[Start]

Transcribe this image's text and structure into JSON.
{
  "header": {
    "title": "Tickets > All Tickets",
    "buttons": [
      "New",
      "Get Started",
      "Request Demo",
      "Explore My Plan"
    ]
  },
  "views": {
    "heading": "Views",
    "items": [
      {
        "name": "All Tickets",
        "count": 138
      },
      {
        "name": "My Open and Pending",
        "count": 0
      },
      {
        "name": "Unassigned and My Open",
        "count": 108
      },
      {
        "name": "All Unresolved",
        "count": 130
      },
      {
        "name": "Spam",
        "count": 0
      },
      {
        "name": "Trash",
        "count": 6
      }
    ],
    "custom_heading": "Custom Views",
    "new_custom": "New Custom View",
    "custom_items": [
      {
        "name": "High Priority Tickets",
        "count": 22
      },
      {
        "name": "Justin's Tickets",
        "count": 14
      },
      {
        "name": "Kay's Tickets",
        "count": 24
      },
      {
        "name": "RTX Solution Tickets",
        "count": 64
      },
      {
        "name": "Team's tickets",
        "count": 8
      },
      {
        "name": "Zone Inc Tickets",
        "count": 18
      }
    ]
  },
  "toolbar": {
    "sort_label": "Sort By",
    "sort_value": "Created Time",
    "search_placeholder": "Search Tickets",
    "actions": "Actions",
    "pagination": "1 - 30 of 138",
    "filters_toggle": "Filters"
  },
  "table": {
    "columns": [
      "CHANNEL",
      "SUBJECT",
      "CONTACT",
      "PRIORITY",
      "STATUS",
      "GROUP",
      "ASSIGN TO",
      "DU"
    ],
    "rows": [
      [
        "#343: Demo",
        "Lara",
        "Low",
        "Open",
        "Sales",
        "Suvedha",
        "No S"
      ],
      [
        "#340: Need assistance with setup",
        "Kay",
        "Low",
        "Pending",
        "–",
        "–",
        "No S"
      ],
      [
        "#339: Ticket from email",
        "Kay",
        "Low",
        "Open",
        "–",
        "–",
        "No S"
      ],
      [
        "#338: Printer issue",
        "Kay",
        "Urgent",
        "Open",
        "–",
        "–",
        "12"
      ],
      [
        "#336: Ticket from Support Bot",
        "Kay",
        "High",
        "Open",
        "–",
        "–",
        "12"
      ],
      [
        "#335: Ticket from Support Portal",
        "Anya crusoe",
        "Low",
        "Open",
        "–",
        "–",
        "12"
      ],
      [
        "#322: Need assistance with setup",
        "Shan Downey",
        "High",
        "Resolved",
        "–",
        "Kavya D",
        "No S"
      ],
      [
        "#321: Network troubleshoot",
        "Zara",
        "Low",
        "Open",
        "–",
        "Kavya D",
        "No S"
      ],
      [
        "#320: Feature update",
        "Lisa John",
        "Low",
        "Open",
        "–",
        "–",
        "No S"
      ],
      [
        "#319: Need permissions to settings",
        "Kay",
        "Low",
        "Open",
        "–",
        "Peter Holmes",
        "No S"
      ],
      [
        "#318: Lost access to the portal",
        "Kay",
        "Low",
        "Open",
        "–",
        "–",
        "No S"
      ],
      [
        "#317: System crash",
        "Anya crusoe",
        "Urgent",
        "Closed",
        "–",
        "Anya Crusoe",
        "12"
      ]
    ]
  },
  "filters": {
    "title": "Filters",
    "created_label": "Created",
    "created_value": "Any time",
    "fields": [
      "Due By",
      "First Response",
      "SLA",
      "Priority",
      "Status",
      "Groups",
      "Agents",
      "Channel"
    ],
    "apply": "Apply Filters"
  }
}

[End]

- [The problem] Return all of the data exactly as it reads.

- [Full response]
Transcribe this image's text and structure into JSON.
{
  "header": {
    "title": "Tickets > All Tickets",
    "buttons": [
      "New",
      "Get Started",
      "Request Demo",
      "Explore My Plan"
    ]
  },
  "views": {
    "heading": "Views",
    "items": [
      {
        "name": "All Tickets",
        "count": 138
      },
      {
        "name": "My Open and Pending",
        "count": 0
      },
      {
        "name": "Unassigned and My Open",
        "count": 108
      },
      {
        "name": "All Unresolved",
        "count": 130
      },
      {
        "name": "Spam",
        "count": 0
      },
      {
        "name": "Trash",
        "count": 6
      }
    ],
    "custom_heading": "Custom Views",
    "new_custom": "New Custom View",
    "custom_items": [
      {
        "name": "High Priority Tickets",
        "count": 22
      },
      {
        "name": "Justin's Tickets",
        "count": 14
      },
      {
        "name": "Kay's Tickets",
        "count": 24
      },
      {
        "name": "RTX Solution Tickets",
        "count": 64
      },
      {
        "name": "Team's tickets",
        "count": 8
      },
      {
        "name": "Zone Inc Tickets",
        "count": 18
      }
    ]
  },
  "toolbar": {
    "sort_label": "Sort By",
    "sort_value": "Created Time",
    "search_placeholder": "Search Tickets",
    "actions": "Actions",
    "pagination": "1 - 30 of 138",
    "filters_toggle": "Filters"
  },
  "table": {
    "columns": [
      "CHANNEL",
      "SUBJECT",
      "CONTACT",
      "PRIORITY",
      "STATUS",
      "GROUP",
      "ASSIGN TO",
      "DU"
    ],
    "rows": [
      [
        "#343: Demo",
        "Lara",
        "Low",
        "Open",
        "Sales",
        "Suvedha",
        "No S"
      ],
      [
        "#340: Need assistance with setup",
        "Kay",
        "Low",
        "Pending",
        "–",
        "–",
        "No S"
      ],
      [
        "#339: Ticket from email",
        "Kay",
        "Low",
        "Open",
        "–",
        "–",
        "No S"
      ],
      [
        "#338: Printer issue",
        "Kay",
        "Urgent",
        "Open",
        "–",
        "–",
        "12"
      ],
      [
        "#336: Ticket from Support Bot",
        "Kay",
        "High",
        "Open",
        "–",
        "–",
        "12"
      ],
      [
        "#335: Ticket from Support Portal",
        "Anya crusoe",
        "Low",
        "Open",
        "–",
        "–",
        "12"
      ],
      [
        "#322: Need assistance with setup",
        "Shan Downey",
        "High",
        "Resolved",
        "–",
        "Kavya D",
        "No S"
      ],
      [
        "#321: Network troubleshoot",
        "Zara",
        "Low",
        "Open",
        "–",
        "Kavya D",
        "No S"
      ],
      [
        "#320: Feature update",
        "Lisa John",
        "Low",
        "Open",
        "–",
        "–",
        "No S"
      ],
      [
        "#319: Need permissions to settings",
        "Kay",
        "Low",
        "Open",
        "–",
        "Peter Holmes",
        "No S"
      ],
      [
        "#318: Lost access to the portal",
        "Kay",
        "Low",
        "Open",
        "–",
        "–",
        "No S"
      ],
      [
        "#317: System crash",
        "Anya crusoe",
        "Urgent",
        "Closed",
        "–",
        "Anya Crusoe",
        "12"
      ]
    ]
  },
  "filters": {
    "title": "Filters",
    "created_label": "Created",
    "created_value": "Any time",
    "fields": [
      "Due By",
      "First Response",
      "SLA",
      "Priority",
      "Status",
      "Groups",
      "Agents",
      "Channel"
    ],
    "apply": "Apply Filters"
  }
}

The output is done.